=== Aim of the task ===
Copy out, from the entries below, each line holding the string "page".
---
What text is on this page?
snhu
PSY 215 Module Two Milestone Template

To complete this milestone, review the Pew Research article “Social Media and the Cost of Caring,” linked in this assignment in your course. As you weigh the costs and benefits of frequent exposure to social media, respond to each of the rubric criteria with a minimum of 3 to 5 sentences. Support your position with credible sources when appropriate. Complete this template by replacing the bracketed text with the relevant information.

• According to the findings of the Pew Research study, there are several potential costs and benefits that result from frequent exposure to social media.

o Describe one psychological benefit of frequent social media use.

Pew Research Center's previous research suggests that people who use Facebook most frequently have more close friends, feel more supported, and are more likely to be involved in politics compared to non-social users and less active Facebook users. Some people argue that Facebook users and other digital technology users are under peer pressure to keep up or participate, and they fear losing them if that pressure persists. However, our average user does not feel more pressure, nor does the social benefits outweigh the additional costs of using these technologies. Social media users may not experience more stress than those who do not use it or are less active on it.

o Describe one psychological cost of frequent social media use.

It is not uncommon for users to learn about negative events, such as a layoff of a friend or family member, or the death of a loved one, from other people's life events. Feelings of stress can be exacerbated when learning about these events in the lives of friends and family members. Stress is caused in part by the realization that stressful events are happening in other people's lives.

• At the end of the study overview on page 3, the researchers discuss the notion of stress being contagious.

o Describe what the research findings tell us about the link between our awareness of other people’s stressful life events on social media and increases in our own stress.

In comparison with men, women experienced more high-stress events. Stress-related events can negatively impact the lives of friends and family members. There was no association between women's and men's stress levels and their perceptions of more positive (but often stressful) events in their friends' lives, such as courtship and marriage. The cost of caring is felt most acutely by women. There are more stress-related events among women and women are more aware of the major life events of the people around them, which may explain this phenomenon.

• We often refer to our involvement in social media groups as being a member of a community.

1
---
=== Output for this exercise ===
What text is on this page?
• At the end of the study overview on page 3, the researchers discuss the notion of stress being contagious.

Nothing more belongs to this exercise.